= TO BE DONE =
Tally the lines containing "based" and report the number alone.

-- start of SUPPLIED ENTRIES --

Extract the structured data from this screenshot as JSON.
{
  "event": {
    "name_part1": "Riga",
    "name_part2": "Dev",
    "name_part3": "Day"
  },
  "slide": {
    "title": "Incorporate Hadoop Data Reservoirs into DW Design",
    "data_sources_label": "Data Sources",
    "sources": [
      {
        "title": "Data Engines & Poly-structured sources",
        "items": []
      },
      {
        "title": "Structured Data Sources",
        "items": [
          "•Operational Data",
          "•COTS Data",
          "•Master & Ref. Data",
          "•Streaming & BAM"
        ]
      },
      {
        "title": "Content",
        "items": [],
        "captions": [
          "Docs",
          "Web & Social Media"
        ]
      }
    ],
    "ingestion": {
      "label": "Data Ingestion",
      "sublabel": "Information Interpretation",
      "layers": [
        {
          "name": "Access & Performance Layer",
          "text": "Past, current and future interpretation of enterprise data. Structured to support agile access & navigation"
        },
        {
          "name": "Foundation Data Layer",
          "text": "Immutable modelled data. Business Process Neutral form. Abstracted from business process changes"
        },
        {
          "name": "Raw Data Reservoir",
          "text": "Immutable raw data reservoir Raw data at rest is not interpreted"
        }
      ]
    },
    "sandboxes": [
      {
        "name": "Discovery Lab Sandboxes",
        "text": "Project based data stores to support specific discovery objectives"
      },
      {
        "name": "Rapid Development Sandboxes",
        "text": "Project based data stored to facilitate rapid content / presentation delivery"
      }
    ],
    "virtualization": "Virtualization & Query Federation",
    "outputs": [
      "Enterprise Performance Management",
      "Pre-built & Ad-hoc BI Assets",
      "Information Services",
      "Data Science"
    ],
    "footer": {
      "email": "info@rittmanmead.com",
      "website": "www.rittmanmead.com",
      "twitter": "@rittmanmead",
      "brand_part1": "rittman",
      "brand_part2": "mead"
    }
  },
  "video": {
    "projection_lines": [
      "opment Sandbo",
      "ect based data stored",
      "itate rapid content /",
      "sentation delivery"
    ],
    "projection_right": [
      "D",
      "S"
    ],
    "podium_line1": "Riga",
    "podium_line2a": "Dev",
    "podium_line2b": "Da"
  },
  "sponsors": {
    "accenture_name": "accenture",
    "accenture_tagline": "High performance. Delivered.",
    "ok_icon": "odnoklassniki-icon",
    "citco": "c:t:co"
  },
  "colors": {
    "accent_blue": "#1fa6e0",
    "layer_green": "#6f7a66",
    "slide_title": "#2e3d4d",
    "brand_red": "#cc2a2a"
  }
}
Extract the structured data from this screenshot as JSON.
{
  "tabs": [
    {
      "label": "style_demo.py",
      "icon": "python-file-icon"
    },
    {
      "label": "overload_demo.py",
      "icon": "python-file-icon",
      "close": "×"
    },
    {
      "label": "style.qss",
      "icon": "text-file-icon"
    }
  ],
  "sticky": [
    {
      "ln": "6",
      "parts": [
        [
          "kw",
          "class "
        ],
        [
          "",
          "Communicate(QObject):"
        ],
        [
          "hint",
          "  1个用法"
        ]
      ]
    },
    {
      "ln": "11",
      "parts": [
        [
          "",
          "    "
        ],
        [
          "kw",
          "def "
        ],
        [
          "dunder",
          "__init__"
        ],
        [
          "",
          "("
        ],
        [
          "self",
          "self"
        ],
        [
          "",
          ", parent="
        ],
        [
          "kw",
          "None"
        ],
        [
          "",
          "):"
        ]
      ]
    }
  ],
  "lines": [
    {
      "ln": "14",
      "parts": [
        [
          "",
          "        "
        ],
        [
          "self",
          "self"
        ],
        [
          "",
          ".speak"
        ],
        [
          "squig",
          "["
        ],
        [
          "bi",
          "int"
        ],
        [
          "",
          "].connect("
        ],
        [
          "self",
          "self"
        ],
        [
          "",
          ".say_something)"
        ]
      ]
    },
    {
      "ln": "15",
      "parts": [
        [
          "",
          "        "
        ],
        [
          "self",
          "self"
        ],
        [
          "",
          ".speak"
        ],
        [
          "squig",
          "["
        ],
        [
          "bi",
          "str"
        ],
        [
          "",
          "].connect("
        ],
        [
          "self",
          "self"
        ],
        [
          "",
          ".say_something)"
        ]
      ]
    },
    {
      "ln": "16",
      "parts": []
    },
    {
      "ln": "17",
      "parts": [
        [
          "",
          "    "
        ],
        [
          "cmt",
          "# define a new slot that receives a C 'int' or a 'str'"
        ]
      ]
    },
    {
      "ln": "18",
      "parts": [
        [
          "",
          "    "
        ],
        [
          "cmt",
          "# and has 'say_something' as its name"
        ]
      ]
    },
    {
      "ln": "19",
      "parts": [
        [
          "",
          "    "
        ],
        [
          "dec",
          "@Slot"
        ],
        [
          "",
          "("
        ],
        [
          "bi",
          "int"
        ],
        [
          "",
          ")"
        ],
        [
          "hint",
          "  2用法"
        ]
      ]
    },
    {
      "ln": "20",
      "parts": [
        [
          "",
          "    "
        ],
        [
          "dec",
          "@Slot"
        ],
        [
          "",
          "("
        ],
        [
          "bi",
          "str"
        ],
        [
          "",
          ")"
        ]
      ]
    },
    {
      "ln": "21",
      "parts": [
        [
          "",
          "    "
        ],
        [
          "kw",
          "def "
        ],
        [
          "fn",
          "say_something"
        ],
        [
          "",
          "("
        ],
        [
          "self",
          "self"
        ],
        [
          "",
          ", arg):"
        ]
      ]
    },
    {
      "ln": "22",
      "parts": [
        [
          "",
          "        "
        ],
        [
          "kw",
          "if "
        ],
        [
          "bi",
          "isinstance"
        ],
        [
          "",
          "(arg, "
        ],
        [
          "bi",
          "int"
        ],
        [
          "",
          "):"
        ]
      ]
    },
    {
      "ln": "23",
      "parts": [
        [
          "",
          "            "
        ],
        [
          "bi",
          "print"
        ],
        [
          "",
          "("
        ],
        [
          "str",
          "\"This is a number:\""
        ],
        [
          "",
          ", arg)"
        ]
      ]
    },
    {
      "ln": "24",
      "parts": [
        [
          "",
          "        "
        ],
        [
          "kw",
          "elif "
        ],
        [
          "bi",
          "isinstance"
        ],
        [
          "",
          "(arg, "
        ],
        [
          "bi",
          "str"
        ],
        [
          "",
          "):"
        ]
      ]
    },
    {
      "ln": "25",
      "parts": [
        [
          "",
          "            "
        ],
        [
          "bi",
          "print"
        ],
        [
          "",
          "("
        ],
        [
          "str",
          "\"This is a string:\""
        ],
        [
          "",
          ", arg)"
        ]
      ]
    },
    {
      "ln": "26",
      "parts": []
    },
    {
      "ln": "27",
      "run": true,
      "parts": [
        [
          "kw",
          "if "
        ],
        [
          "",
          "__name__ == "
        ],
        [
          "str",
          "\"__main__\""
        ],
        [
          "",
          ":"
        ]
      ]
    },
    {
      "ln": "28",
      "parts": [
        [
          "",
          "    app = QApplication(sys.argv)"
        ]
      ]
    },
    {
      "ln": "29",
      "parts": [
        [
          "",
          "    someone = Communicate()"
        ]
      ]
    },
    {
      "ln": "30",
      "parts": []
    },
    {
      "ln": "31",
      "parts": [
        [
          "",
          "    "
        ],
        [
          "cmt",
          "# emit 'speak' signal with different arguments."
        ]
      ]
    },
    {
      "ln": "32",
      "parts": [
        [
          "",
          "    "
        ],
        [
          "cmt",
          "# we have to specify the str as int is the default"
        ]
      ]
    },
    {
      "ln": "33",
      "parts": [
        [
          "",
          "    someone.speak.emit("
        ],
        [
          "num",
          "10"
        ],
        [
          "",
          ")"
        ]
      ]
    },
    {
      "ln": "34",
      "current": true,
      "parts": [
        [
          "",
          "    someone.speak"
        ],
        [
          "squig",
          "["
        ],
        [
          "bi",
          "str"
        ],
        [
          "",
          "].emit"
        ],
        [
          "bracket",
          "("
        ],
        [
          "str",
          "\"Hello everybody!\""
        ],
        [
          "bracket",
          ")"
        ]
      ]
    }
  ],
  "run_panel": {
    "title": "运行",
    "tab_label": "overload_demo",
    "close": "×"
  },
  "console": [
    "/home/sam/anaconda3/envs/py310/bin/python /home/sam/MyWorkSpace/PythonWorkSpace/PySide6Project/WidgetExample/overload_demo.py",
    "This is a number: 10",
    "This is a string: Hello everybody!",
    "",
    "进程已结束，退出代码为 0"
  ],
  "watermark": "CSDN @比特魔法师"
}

-- end of SUPPLIED ENTRIES --

= THE COMPLETED TASK =
3